> **Data section**:
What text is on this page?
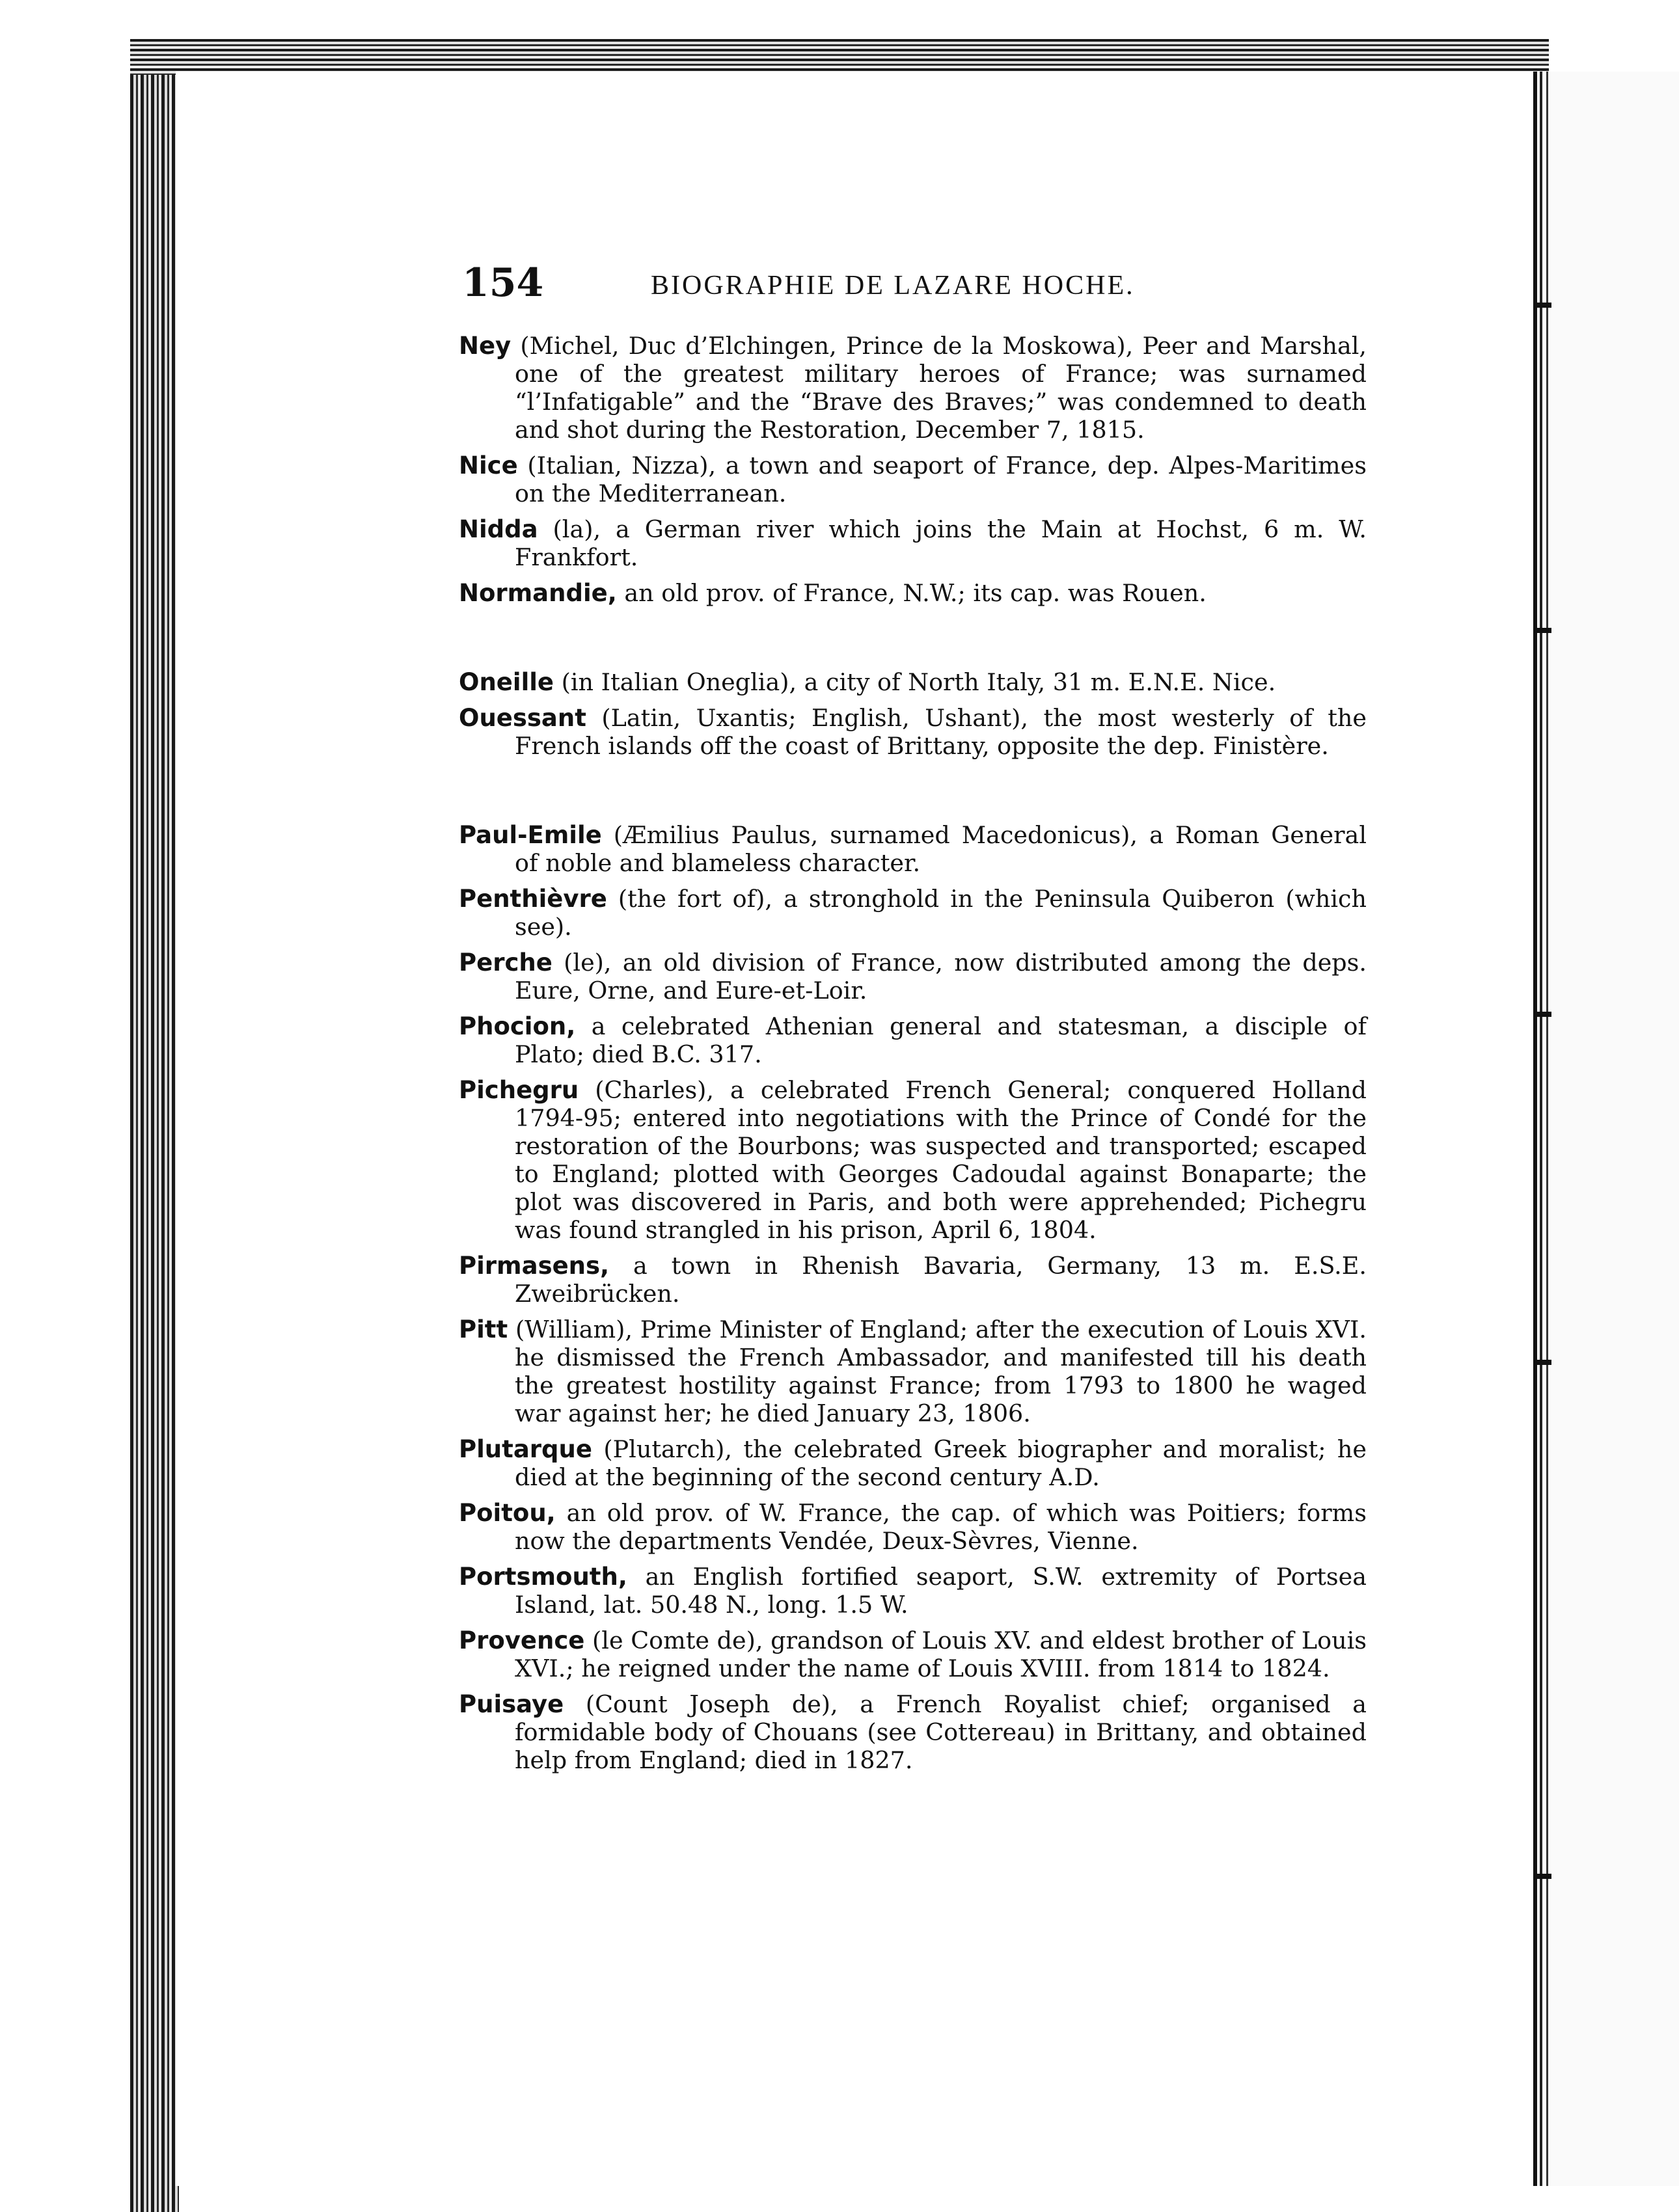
154	BIOGRAPHIE DE LAZARE HOCHE.

Ney (Michel, Duc d’Elchingen, Prince de la Moskowa), Peer and Marshal, one of the greatest military heroes of France; was surnamed “l’Infatigable” and the “Brave des Braves;” was condemned to death and shot during the Restoration, December 7, 1815.

Nice (Italian, Nizza), a town and seaport of France, dep. Alpes-Maritimes on the Mediterranean.

Nidda (la), a German river which joins the Main at Hochst, 6 m. W. Frankfort.

Normandie, an old prov. of France, N.W.; its cap. was Rouen.

Oneille (in Italian Oneglia), a city of North Italy, 31 m. E.N.E. Nice.

Ouessant (Latin, Uxantis; English, Ushant), the most westerly of the French islands off the coast of Brittany, opposite the dep. Finistère.

Paul-Emile (Æmilius Paulus, surnamed Macedonicus), a Roman General of noble and blameless character.

Penthièvre (the fort of), a stronghold in the Peninsula Quiberon (which see).

Perche (le), an old division of France, now distributed among the deps. Eure, Orne, and Eure-et-Loir.

Phocion, a celebrated Athenian general and statesman, a disciple of Plato; died B.C. 317.

Pichegru (Charles), a celebrated French General; conquered Holland 1794-95; entered into negotiations with the Prince of Condé for the restoration of the Bourbons; was suspected and transported; escaped to England; plotted with Georges Cadoudal against Bonaparte; the plot was discovered in Paris, and both were apprehended; Pichegru was found strangled in his prison, April 6, 1804.

Pirmasens, a town in Rhenish Bavaria, Germany, 13 m. E.S.E. Zweibrücken.

Pitt (William), Prime Minister of England; after the execution of Louis XVI. he dismissed the French Ambassador, and manifested till his death the greatest hostility against France; from 1793 to 1800 he waged war against her; he died January 23, 1806.

Plutarque (Plutarch), the celebrated Greek biographer and moralist; he died at the beginning of the second century A.D.

Poitou, an old prov. of W. France, the cap. of which was Poitiers; forms now the departments Vendée, Deux-Sèvres, Vienne.

Portsmouth, an English fortified seaport, S.W. extremity of Portsea Island, lat. 50.48 N., long. 1.5 W.

Provence (le Comte de), grandson of Louis XV. and eldest brother of Louis XVI.; he reigned under the name of Louis XVIII. from 1814 to 1824.

Puisaye (Count Joseph de), a French Royalist chief; organised a formidable body of Chouans (see Cottereau) in Brittany, and obtained help from England; died in 1827.
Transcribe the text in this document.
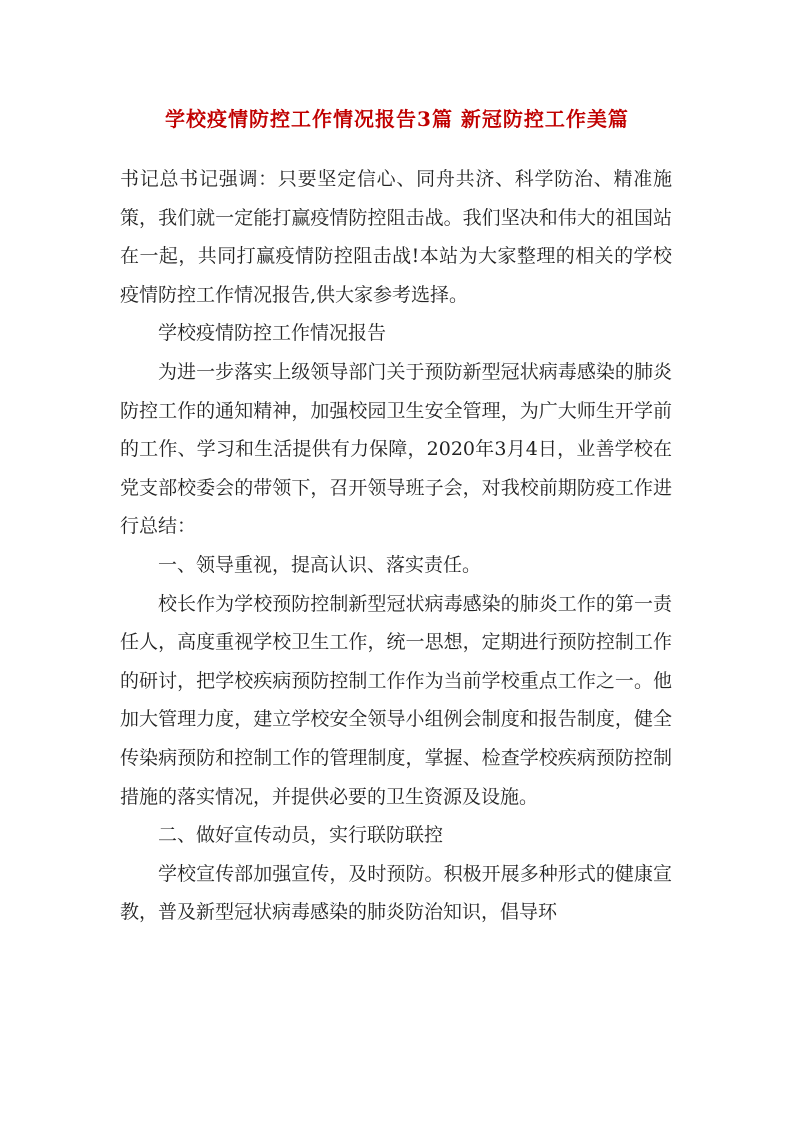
学校疫情防控工作情况报告3篇 新冠防控工作美篇

书记总书记强调：只要坚定信心、同舟共济、科学防治、精准施策，我们就一定能打赢疫情防控阻击战。我们坚决和伟大的祖国站在一起，共同打赢疫情防控阻击战!本站为大家整理的相关的学校疫情防控工作情况报告,供大家参考选择。

学校疫情防控工作情况报告

为进一步落实上级领导部门关于预防新型冠状病毒感染的肺炎防控工作的通知精神，加强校园卫生安全管理，为广大师生开学前的工作、学习和生活提供有力保障，2020年3月4日，业善学校在党支部校委会的带领下，召开领导班子会，对我校前期防疫工作进行总结：

一、领导重视，提高认识、落实责任。

校长作为学校预防控制新型冠状病毒感染的肺炎工作的第一责任人，高度重视学校卫生工作，统一思想，定期进行预防控制工作的研讨，把学校疾病预防控制工作作为当前学校重点工作之一。他加大管理力度，建立学校安全领导小组例会制度和报告制度，健全传染病预防和控制工作的管理制度，掌握、检查学校疾病预防控制措施的落实情况，并提供必要的卫生资源及设施。

二、做好宣传动员，实行联防联控

学校宣传部加强宣传，及时预防。积极开展多种形式的健康宣教，普及新型冠状病毒感染的肺炎防治知识，倡导环
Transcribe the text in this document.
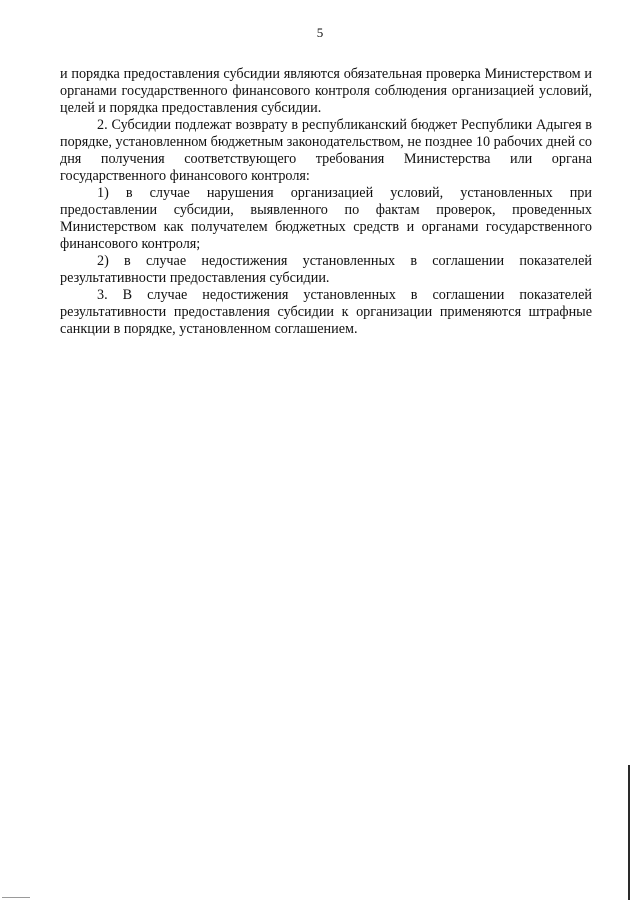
5

и порядка предоставления субсидии являются обязательная проверка Министерством и органами государственного финансового контроля соблюдения организацией условий, целей и порядка предоставления субсидии.

2. Субсидии подлежат возврату в республиканский бюджет Республики Адыгея в порядке, установленном бюджетным законодательством, не позднее 10 рабочих дней со дня получения соответствующего требования Министерства или органа государственного финансового контроля:

1) в случае нарушения организацией условий, установленных при предоставлении субсидии, выявленного по фактам проверок, проведенных Министерством как получателем бюджетных средств и органами государственного финансового контроля;

2) в случае недостижения установленных в соглашении показателей результативности предоставления субсидии.

3. В случае недостижения установленных в соглашении показателей результативности предоставления субсидии к организации применяются штрафные санкции в порядке, установленном соглашением.
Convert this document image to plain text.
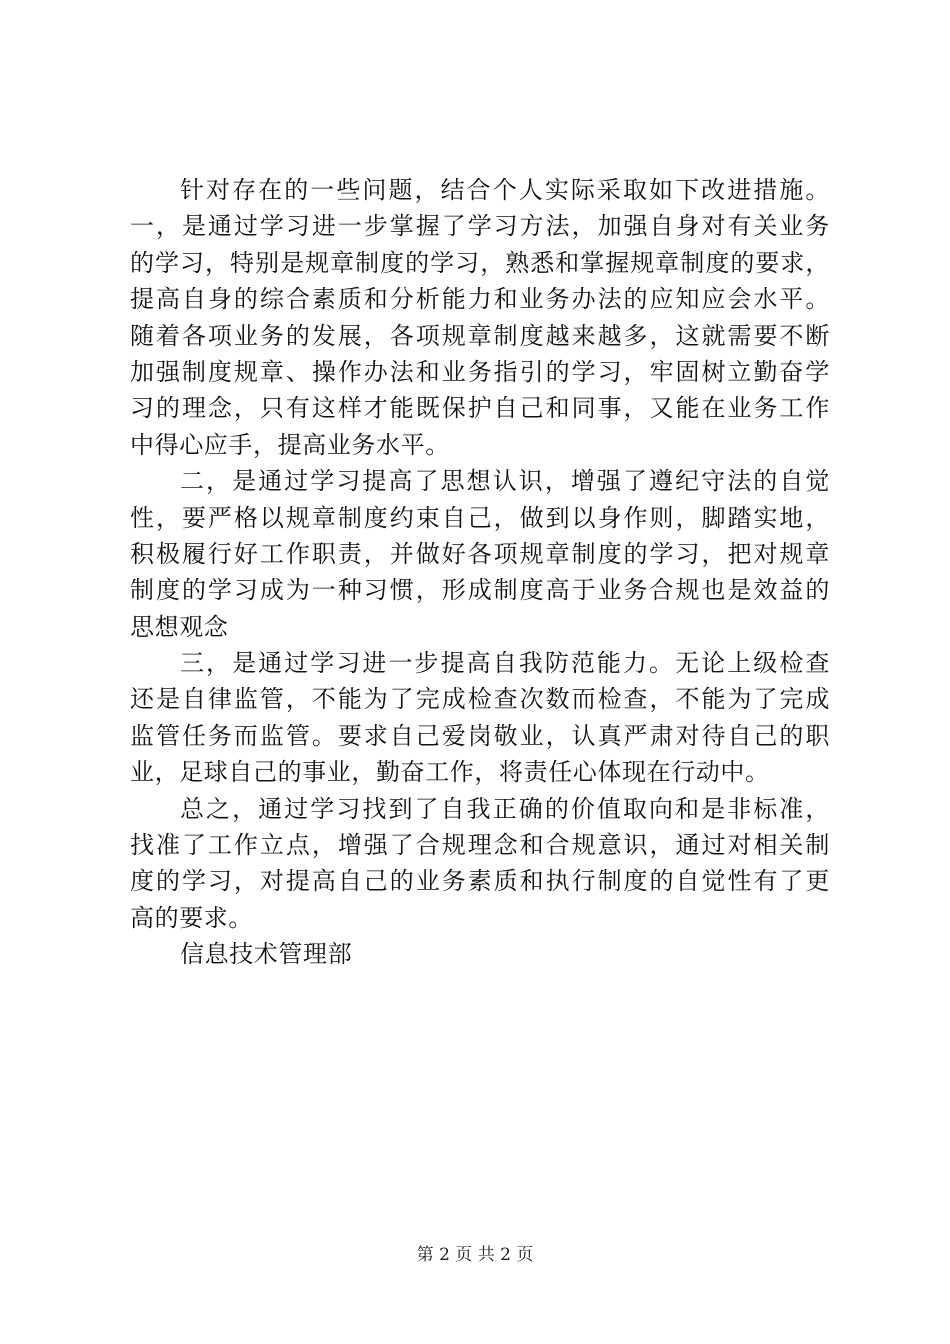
针对存在的一些问题，结合个人实际采取如下改进措施。
一，是通过学习进一步掌握了学习方法，加强自身对有关业务
的学习，特别是规章制度的学习，熟悉和掌握规章制度的要求，
提高自身的综合素质和分析能力和业务办法的应知应会水平。
随着各项业务的发展，各项规章制度越来越多，这就需要不断
加强制度规章、操作办法和业务指引的学习，牢固树立勤奋学
习的理念，只有这样才能既保护自己和同事，又能在业务工作
中得心应手，提高业务水平。
二，是通过学习提高了思想认识，增强了遵纪守法的自觉
性，要严格以规章制度约束自己，做到以身作则，脚踏实地，
积极履行好工作职责，并做好各项规章制度的学习，把对规章
制度的学习成为一种习惯，形成制度高于业务合规也是效益的
思想观念
三，是通过学习进一步提高自我防范能力。无论上级检查
还是自律监管，不能为了完成检查次数而检查，不能为了完成
监管任务而监管。要求自己爱岗敬业，认真严肃对待自己的职
业，足球自己的事业，勤奋工作，将责任心体现在行动中。
总之，通过学习找到了自我正确的价值取向和是非标准，
找准了工作立点，增强了合规理念和合规意识，通过对相关制
度的学习，对提高自己的业务素质和执行制度的自觉性有了更
高的要求。
信息技术管理部
第 2 页 共 2 页
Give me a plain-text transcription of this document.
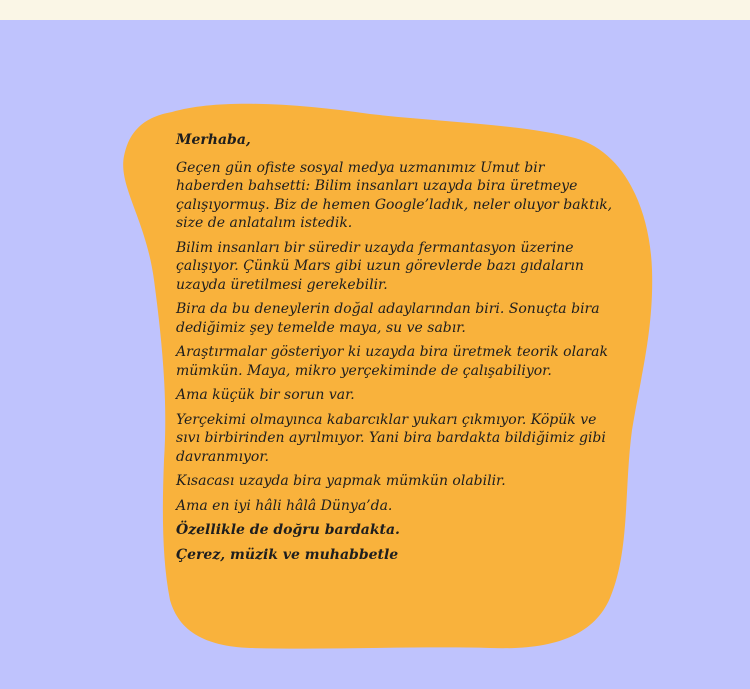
Merhaba,

Geçen gün ofiste sosyal medya uzmanımız Umut bir haberden bahsetti: Bilim insanları uzayda bira üretmeye çalışıyormuş. Biz de hemen Google’ladık, neler oluyor baktık, size de anlatalım istedik.

Bilim insanları bir süredir uzayda fermantasyon üzerine çalışıyor. Çünkü Mars gibi uzun görevlerde bazı gıdaların uzayda üretilmesi gerekebilir.

Bira da bu deneylerin doğal adaylarından biri. Sonuçta bira dediğimiz şey temelde maya, su ve sabır.

Araştırmalar gösteriyor ki uzayda bira üretmek teorik olarak mümkün. Maya, mikro yerçekiminde de çalışabiliyor.

Ama küçük bir sorun var.

Yerçekimi olmayınca kabarcıklar yukarı çıkmıyor. Köpük ve sıvı birbirinden ayrılmıyor. Yani bira bardakta bildiğimiz gibi davranmıyor.

Kısacası uzayda bira yapmak mümkün olabilir.

Ama en iyi hâli hâlâ Dünya’da.

Özellikle de doğru bardakta.

Çerez, müzik ve muhabbetle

> **Short exercise**: Without the pictures, repeat exactly the lines running from the line containing "Give me a plain-text" through the end of the data, both ends included.

> **Complete answer**:
Give me a plain-text transcription of this document.
Merhaba,

Geçen gün ofiste sosyal medya uzmanımız Umut bir haberden bahsetti: Bilim insanları uzayda bira üretmeye çalışıyormuş. Biz de hemen Google’ladık, neler oluyor baktık, size de anlatalım istedik.

Bilim insanları bir süredir uzayda fermantasyon üzerine çalışıyor. Çünkü Mars gibi uzun görevlerde bazı gıdaların uzayda üretilmesi gerekebilir.

Bira da bu deneylerin doğal adaylarından biri. Sonuçta bira dediğimiz şey temelde maya, su ve sabır.

Araştırmalar gösteriyor ki uzayda bira üretmek teorik olarak mümkün. Maya, mikro yerçekiminde de çalışabiliyor.

Ama küçük bir sorun var.

Yerçekimi olmayınca kabarcıklar yukarı çıkmıyor. Köpük ve sıvı birbirinden ayrılmıyor. Yani bira bardakta bildiğimiz gibi davranmıyor.

Kısacası uzayda bira yapmak mümkün olabilir.

Ama en iyi hâli hâlâ Dünya’da.

Özellikle de doğru bardakta.

Çerez, müzik ve muhabbetle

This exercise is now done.